DATA RECORDS:
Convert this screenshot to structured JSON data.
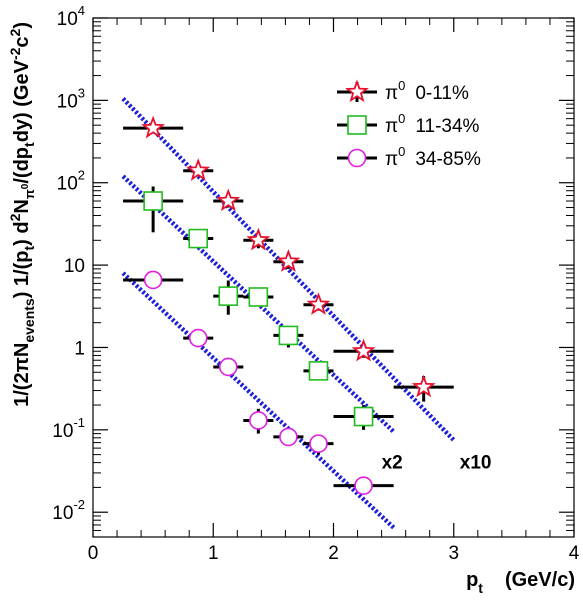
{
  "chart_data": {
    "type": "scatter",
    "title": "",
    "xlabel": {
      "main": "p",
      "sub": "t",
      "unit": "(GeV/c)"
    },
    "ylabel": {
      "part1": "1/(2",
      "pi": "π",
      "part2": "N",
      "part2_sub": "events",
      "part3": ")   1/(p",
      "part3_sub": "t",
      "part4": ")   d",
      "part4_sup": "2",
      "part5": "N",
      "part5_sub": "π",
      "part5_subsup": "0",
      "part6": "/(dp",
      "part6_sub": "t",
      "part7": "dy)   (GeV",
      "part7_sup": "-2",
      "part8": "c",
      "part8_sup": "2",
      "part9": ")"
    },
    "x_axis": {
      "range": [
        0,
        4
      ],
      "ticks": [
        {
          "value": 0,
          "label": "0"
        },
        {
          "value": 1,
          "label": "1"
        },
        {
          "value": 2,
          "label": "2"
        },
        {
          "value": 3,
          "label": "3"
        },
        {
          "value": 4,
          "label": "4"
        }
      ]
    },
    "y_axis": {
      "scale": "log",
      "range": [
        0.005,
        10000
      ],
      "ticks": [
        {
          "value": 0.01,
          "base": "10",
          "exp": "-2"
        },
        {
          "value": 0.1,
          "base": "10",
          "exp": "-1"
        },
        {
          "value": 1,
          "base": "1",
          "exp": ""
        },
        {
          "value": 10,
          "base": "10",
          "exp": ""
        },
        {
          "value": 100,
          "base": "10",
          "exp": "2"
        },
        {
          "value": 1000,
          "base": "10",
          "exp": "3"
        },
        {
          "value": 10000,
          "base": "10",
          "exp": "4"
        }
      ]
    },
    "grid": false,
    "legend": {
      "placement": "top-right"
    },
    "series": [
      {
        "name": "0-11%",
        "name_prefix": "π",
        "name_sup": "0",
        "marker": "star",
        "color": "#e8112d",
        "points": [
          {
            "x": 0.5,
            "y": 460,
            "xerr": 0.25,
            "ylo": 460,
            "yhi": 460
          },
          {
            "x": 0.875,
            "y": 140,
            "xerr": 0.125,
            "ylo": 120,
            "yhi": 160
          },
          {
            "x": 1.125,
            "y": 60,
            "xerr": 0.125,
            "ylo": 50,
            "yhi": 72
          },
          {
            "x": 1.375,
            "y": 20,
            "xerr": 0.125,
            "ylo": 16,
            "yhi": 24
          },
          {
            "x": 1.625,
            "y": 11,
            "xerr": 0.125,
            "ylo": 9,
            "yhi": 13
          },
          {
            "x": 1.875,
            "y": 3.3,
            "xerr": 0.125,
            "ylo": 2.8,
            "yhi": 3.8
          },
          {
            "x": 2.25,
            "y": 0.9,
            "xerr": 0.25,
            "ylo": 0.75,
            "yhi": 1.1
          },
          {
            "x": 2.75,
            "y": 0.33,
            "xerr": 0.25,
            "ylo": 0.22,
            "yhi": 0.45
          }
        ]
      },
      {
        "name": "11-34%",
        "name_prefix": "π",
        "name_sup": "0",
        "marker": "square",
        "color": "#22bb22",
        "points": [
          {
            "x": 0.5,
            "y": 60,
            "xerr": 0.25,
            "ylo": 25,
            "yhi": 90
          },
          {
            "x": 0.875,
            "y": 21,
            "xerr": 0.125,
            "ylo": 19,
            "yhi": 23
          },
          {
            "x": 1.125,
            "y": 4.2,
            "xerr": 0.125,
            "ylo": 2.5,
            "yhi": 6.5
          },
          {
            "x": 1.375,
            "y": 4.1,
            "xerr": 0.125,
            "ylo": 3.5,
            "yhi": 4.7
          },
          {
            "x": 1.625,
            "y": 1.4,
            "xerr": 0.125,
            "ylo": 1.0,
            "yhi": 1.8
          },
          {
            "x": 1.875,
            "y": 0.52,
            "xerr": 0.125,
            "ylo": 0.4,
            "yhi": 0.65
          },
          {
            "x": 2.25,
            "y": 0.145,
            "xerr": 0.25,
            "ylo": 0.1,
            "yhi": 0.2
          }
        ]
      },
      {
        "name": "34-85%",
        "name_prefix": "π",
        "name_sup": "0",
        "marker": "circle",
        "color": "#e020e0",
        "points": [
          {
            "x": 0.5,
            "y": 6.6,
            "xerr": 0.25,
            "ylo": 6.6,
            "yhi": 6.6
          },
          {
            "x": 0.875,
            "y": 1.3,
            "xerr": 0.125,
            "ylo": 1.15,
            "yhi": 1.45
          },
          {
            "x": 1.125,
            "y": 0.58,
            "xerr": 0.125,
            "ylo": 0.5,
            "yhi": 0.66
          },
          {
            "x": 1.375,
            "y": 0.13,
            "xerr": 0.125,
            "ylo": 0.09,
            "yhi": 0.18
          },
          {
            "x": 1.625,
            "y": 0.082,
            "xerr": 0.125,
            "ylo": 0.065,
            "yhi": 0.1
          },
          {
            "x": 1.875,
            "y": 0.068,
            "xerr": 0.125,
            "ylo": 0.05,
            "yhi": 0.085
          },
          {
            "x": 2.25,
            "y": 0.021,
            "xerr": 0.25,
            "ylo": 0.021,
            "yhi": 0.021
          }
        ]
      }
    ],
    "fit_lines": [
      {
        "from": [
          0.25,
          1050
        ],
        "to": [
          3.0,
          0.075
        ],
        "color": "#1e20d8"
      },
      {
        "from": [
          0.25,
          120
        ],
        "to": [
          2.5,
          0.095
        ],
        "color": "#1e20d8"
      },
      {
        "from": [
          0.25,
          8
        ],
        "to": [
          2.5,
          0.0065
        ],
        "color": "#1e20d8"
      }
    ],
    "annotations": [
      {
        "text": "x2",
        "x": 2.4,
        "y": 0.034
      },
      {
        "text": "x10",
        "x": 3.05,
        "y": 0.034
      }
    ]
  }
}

TASK STATEMENT:
Above are the records; copy every line in them that holds the word "marker".

TASK SOLUTION:
        "marker": "star",
        "marker": "square",
        "marker": "circle",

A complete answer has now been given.